THE PROBLEM =
Return each line containing "frac".

GIVEN INFORMATION =
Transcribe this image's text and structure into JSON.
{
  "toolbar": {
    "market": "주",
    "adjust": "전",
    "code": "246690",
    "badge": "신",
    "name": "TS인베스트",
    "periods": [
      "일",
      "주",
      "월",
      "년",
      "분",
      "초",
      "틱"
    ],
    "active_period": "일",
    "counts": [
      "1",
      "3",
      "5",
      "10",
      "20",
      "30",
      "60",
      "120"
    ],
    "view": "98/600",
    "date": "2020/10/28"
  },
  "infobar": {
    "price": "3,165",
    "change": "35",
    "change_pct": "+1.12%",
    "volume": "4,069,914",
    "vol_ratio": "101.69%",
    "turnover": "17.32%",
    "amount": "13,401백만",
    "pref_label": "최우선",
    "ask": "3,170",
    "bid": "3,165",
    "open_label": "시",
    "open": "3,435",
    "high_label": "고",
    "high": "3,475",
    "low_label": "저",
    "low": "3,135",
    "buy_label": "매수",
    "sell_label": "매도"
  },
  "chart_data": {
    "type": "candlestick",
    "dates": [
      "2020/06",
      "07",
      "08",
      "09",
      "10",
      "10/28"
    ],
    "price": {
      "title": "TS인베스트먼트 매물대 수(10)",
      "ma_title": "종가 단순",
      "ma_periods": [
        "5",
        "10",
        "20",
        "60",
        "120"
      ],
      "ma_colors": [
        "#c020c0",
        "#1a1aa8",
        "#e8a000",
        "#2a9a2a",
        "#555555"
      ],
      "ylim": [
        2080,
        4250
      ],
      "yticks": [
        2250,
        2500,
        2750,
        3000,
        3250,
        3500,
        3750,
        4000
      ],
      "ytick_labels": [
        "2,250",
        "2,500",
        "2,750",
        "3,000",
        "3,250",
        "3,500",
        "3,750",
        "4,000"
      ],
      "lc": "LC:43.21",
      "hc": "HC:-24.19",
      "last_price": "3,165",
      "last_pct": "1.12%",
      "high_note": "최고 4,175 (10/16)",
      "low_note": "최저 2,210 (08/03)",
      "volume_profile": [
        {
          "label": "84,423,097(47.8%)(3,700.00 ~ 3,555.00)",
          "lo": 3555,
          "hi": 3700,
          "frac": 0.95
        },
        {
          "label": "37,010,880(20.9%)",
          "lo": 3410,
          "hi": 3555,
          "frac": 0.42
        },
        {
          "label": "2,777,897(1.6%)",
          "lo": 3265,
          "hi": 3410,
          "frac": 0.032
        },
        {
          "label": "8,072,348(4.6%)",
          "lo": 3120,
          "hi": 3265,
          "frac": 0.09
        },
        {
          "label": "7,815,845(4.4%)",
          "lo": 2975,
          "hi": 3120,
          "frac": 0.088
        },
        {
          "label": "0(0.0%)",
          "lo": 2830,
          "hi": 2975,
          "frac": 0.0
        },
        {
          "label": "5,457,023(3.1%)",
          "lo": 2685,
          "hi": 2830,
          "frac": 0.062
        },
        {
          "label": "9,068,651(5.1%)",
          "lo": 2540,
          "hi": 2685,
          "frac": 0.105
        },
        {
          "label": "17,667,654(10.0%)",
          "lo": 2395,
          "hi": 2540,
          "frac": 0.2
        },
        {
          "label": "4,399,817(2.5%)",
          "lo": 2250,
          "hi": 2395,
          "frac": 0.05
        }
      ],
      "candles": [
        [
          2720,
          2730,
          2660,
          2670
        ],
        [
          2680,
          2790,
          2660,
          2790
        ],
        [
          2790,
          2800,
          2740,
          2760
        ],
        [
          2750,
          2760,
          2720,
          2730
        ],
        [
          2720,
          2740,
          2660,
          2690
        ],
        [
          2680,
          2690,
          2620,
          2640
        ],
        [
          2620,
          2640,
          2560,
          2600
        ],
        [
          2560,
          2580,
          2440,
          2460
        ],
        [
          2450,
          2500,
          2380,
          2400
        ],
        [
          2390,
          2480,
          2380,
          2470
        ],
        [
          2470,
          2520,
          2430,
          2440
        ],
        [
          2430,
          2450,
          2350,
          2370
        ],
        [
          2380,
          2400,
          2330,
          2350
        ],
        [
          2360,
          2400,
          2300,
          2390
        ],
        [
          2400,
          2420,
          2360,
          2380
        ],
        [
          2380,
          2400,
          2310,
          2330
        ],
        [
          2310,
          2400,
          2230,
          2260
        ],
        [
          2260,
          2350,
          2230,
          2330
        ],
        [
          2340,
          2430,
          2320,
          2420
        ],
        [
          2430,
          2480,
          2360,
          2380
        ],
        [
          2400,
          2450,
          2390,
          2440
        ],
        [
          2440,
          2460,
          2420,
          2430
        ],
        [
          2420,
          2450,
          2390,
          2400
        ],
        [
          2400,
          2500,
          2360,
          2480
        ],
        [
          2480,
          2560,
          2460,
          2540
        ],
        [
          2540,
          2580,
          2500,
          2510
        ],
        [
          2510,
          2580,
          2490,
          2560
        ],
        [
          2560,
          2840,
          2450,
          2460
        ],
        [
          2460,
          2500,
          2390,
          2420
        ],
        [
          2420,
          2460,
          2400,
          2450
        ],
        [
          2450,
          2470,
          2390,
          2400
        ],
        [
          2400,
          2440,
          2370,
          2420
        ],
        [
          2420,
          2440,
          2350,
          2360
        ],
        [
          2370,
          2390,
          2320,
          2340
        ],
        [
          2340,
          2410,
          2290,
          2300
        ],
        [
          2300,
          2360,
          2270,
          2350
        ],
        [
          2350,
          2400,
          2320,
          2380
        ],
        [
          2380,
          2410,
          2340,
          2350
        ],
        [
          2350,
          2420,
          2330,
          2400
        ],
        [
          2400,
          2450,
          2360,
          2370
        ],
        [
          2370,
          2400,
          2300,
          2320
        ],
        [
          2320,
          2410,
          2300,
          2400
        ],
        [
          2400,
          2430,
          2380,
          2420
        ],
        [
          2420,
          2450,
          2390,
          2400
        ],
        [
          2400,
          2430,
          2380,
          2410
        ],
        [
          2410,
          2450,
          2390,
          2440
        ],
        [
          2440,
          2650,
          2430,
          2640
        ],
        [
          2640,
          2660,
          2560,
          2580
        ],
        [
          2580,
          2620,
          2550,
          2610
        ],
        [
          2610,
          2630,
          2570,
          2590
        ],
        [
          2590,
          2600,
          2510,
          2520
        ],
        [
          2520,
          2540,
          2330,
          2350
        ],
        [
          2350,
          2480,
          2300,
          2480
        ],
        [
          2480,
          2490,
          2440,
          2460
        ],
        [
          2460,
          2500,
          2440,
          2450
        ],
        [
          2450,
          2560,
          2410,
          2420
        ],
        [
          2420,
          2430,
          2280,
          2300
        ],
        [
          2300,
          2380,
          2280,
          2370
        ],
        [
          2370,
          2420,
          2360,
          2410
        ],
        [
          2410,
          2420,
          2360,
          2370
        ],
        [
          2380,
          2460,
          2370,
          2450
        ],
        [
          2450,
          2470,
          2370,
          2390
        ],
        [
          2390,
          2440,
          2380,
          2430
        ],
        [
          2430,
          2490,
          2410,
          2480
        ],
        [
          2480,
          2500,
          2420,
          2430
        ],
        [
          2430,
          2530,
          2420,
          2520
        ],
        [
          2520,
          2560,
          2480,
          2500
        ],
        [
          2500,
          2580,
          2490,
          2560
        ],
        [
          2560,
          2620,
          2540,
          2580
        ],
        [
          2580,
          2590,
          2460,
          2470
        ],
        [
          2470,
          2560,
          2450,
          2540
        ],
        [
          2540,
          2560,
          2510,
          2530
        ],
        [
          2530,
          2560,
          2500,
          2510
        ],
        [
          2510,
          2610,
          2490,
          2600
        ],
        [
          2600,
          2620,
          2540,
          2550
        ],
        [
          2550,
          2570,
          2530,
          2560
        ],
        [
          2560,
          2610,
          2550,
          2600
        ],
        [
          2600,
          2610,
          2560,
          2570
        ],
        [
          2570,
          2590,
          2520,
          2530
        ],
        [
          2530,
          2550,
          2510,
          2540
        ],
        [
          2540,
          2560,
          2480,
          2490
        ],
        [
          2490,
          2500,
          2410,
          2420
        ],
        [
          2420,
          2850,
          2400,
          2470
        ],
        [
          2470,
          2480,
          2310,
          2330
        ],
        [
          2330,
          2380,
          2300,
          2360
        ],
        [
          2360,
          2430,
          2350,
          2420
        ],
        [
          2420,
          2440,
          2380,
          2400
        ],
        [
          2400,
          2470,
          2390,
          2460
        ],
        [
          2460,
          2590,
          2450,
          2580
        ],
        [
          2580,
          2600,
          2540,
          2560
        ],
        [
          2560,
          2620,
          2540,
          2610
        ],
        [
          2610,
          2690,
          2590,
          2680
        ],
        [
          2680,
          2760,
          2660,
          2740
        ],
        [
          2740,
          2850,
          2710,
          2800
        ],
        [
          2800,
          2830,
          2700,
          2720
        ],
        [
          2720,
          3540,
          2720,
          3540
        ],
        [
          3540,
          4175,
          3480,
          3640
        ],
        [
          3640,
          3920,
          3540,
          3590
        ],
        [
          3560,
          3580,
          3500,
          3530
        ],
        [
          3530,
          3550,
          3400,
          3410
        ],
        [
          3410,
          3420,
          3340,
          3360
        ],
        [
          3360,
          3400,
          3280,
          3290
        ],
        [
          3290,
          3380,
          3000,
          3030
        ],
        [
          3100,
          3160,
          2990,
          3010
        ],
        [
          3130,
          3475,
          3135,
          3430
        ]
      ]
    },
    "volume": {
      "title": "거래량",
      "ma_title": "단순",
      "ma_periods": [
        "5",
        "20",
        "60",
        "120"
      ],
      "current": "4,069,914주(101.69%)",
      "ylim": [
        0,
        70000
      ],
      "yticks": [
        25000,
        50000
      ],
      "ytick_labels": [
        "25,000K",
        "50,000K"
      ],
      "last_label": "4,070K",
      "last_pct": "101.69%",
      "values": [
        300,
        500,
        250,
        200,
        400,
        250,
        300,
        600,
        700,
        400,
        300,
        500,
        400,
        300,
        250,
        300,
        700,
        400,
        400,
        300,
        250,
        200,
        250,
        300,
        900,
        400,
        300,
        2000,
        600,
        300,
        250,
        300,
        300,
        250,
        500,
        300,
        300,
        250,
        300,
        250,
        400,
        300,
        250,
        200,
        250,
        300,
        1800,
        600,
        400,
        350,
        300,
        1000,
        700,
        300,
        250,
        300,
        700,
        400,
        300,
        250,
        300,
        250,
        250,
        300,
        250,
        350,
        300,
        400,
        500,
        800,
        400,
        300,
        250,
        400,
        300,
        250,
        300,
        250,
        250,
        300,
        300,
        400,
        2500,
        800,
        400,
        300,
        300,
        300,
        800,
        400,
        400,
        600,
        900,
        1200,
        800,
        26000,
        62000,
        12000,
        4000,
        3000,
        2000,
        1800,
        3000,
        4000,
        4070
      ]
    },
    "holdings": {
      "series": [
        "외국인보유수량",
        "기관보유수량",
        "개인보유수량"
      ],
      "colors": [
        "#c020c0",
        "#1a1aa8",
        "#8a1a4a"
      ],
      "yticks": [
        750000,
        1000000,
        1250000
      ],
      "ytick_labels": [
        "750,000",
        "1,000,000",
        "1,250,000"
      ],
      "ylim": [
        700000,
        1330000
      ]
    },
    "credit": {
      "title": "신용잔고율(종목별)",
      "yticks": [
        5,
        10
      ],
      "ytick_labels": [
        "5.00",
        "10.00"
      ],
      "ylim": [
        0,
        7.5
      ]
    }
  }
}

SOLUTION FOR THIS EXERCISE =
          "frac": 0.95
          "frac": 0.42
          "frac": 0.032
          "frac": 0.09
          "frac": 0.088
          "frac": 0.0
          "frac": 0.062
          "frac": 0.105
          "frac": 0.2
          "frac": 0.05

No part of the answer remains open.